▶ Short problem:
Without the pictures, set down the records below word for word.

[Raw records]
[start]
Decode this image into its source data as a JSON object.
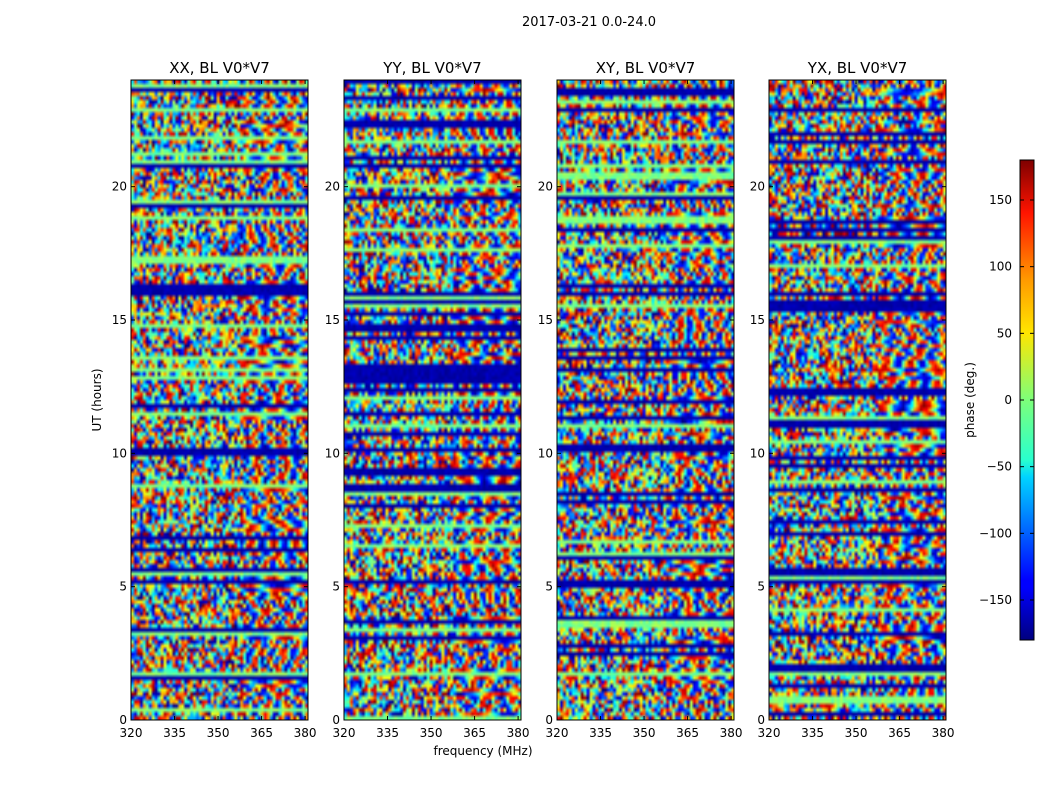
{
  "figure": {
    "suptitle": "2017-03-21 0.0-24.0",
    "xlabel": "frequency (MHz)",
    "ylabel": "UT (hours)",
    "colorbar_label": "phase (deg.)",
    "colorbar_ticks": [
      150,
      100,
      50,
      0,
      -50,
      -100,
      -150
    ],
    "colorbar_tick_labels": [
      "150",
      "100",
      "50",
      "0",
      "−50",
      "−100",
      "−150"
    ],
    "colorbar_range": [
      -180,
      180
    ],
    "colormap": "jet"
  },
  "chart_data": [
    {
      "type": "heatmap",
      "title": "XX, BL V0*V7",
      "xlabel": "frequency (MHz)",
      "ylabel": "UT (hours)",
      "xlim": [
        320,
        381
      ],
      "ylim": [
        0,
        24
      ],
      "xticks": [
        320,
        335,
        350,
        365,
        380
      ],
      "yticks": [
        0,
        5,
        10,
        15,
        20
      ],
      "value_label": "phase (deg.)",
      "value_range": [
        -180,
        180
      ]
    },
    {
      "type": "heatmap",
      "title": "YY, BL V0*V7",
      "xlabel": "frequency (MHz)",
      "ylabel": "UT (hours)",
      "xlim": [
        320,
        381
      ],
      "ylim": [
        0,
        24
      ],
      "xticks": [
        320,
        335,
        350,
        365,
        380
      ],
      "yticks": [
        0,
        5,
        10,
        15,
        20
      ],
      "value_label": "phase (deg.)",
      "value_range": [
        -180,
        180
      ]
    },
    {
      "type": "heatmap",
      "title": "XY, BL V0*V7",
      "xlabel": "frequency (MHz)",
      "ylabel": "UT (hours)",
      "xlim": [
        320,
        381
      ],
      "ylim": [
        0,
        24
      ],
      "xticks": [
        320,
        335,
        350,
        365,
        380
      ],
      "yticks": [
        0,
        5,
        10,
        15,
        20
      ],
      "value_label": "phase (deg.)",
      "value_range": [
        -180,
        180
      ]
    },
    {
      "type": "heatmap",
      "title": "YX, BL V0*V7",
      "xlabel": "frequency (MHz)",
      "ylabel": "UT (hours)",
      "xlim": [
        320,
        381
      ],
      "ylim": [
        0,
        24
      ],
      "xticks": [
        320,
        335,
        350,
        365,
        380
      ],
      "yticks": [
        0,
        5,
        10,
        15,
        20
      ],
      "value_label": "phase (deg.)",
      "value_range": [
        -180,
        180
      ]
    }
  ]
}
[end]
▶ Complete answer:
Decode this image into its source data as a JSON object.
{
  "figure": {
    "suptitle": "2017-03-21 0.0-24.0",
    "xlabel": "frequency (MHz)",
    "ylabel": "UT (hours)",
    "colorbar_label": "phase (deg.)",
    "colorbar_ticks": [
      150,
      100,
      50,
      0,
      -50,
      -100,
      -150
    ],
    "colorbar_tick_labels": [
      "150",
      "100",
      "50",
      "0",
      "−50",
      "−100",
      "−150"
    ],
    "colorbar_range": [
      -180,
      180
    ],
    "colormap": "jet"
  },
  "chart_data": [
    {
      "type": "heatmap",
      "title": "XX, BL V0*V7",
      "xlabel": "frequency (MHz)",
      "ylabel": "UT (hours)",
      "xlim": [
        320,
        381
      ],
      "ylim": [
        0,
        24
      ],
      "xticks": [
        320,
        335,
        350,
        365,
        380
      ],
      "yticks": [
        0,
        5,
        10,
        15,
        20
      ],
      "value_label": "phase (deg.)",
      "value_range": [
        -180,
        180
      ]
    },
    {
      "type": "heatmap",
      "title": "YY, BL V0*V7",
      "xlabel": "frequency (MHz)",
      "ylabel": "UT (hours)",
      "xlim": [
        320,
        381
      ],
      "ylim": [
        0,
        24
      ],
      "xticks": [
        320,
        335,
        350,
        365,
        380
      ],
      "yticks": [
        0,
        5,
        10,
        15,
        20
      ],
      "value_label": "phase (deg.)",
      "value_range": [
        -180,
        180
      ]
    },
    {
      "type": "heatmap",
      "title": "XY, BL V0*V7",
      "xlabel": "frequency (MHz)",
      "ylabel": "UT (hours)",
      "xlim": [
        320,
        381
      ],
      "ylim": [
        0,
        24
      ],
      "xticks": [
        320,
        335,
        350,
        365,
        380
      ],
      "yticks": [
        0,
        5,
        10,
        15,
        20
      ],
      "value_label": "phase (deg.)",
      "value_range": [
        -180,
        180
      ]
    },
    {
      "type": "heatmap",
      "title": "YX, BL V0*V7",
      "xlabel": "frequency (MHz)",
      "ylabel": "UT (hours)",
      "xlim": [
        320,
        381
      ],
      "ylim": [
        0,
        24
      ],
      "xticks": [
        320,
        335,
        350,
        365,
        380
      ],
      "yticks": [
        0,
        5,
        10,
        15,
        20
      ],
      "value_label": "phase (deg.)",
      "value_range": [
        -180,
        180
      ]
    }
  ]
}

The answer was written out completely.